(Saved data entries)

**********

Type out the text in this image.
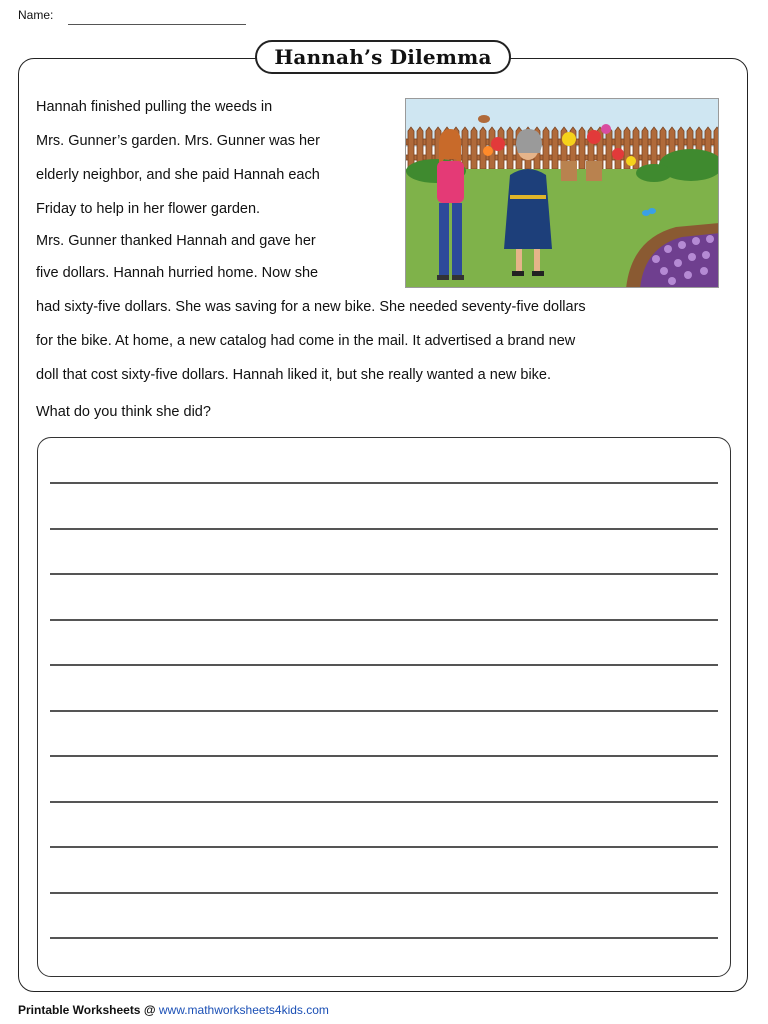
Name:
Hannah’s Dilemma
Hannah finished pulling the weeds in
Mrs. Gunner’s garden. Mrs. Gunner was her
elderly neighbor, and she paid Hannah each
Friday to help in her flower garden.
Mrs. Gunner thanked Hannah and gave her
five dollars. Hannah hurried home. Now she
had sixty-five dollars. She was saving for a new bike. She needed seventy-five dollars
for the bike. At home, a new catalog had come in the mail. It advertised a brand new
doll that cost sixty-five dollars. Hannah liked it, but she really wanted a new bike.
What do you think she did?
Printable Worksheets @ www.mathworksheets4kids.com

**********

[Short exercise] Identify all lines where the word "five" shows up. Copy them.

[Task answer]
five dollars. Hannah hurried home. Now she
had sixty-five dollars. She was saving for a new bike. She needed seventy-five dollars
doll that cost sixty-five dollars. Hannah liked it, but she really wanted a new bike.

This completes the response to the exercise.